--- begin WORKING DATA ---

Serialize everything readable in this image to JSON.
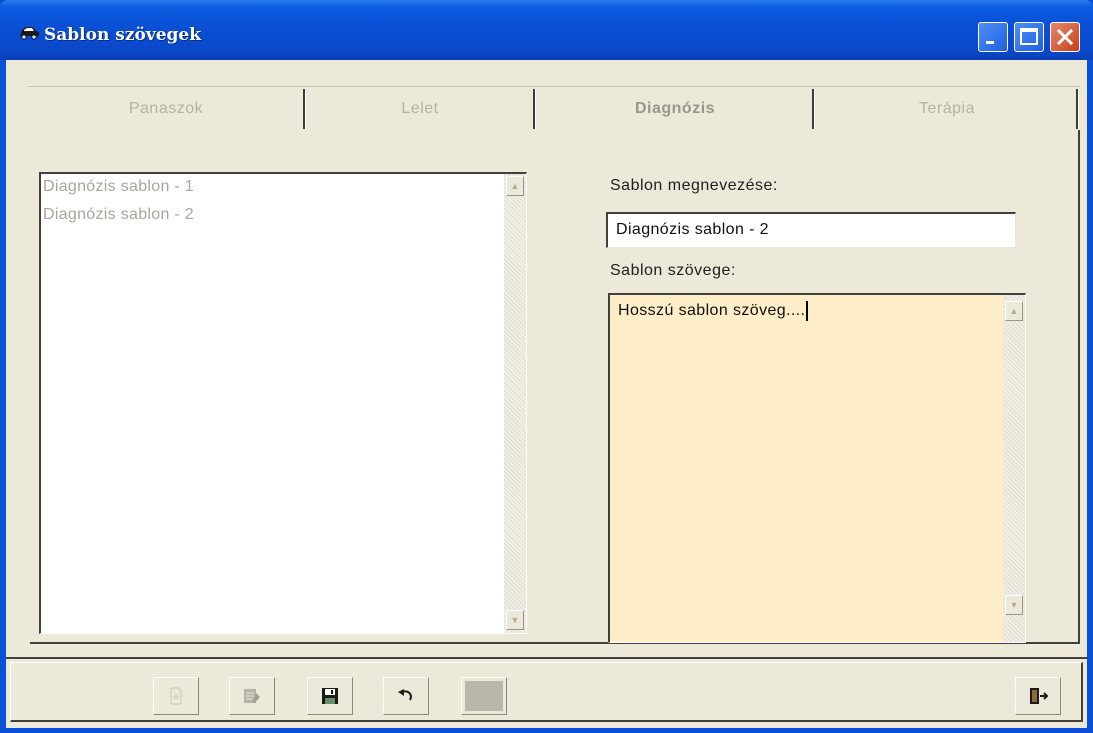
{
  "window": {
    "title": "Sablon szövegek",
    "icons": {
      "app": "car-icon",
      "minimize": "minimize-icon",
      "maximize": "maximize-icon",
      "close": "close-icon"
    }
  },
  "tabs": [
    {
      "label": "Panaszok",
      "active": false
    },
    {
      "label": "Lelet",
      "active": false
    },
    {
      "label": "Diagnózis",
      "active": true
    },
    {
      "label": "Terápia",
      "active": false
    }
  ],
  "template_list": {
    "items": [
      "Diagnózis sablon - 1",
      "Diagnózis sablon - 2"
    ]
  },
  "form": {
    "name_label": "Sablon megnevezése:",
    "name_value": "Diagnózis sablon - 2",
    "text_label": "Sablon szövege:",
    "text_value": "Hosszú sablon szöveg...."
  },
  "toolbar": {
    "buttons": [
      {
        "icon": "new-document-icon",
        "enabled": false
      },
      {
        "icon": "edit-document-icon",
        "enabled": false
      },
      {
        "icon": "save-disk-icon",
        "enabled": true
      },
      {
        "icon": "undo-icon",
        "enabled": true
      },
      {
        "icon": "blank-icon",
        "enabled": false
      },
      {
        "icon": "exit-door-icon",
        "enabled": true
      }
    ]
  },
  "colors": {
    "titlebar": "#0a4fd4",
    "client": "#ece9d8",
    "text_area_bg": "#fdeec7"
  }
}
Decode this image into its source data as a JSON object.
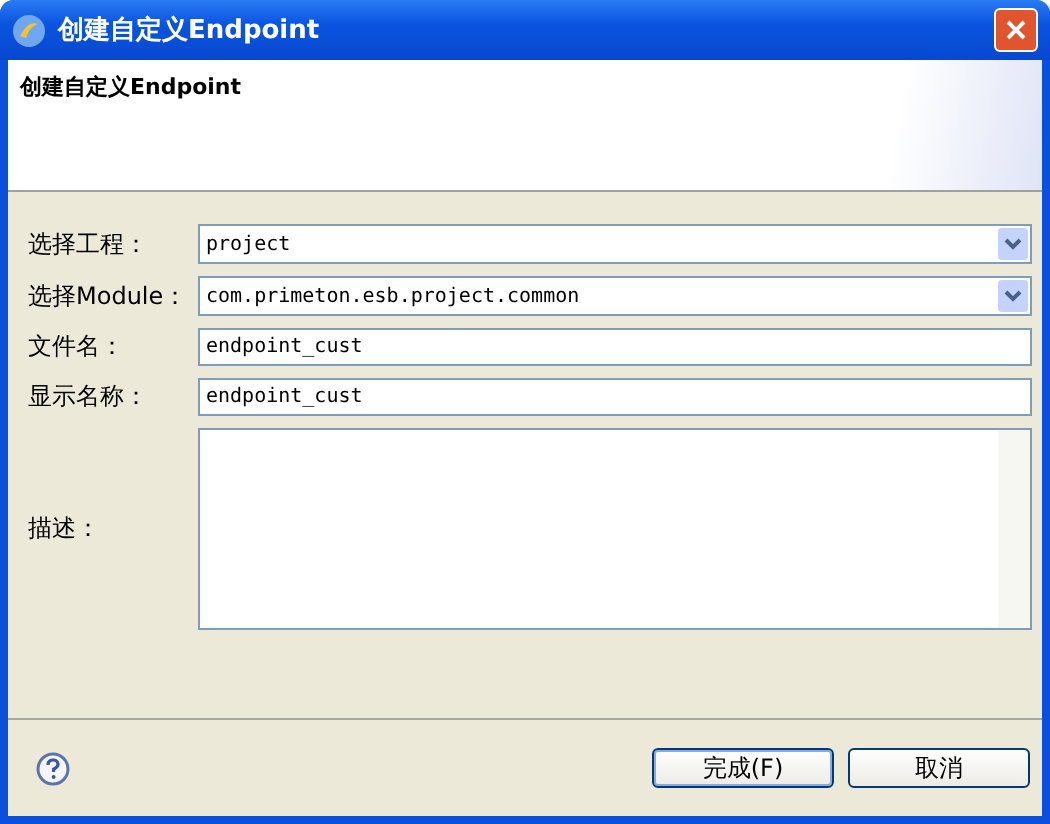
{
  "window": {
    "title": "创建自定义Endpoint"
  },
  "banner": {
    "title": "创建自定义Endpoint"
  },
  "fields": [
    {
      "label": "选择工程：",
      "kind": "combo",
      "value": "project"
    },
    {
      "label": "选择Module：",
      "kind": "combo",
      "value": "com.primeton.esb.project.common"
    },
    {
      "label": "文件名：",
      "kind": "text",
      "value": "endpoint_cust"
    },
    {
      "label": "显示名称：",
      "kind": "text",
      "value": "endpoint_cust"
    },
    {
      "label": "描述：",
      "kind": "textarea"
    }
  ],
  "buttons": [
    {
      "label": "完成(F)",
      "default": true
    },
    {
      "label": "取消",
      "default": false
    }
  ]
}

--- end WORKING DATA ---

STATED PROBLEM =
Pull out and copy each line containing the string "document".

WORKED SOLUTION =
        "icon": "new-document-icon",
        "icon": "edit-document-icon",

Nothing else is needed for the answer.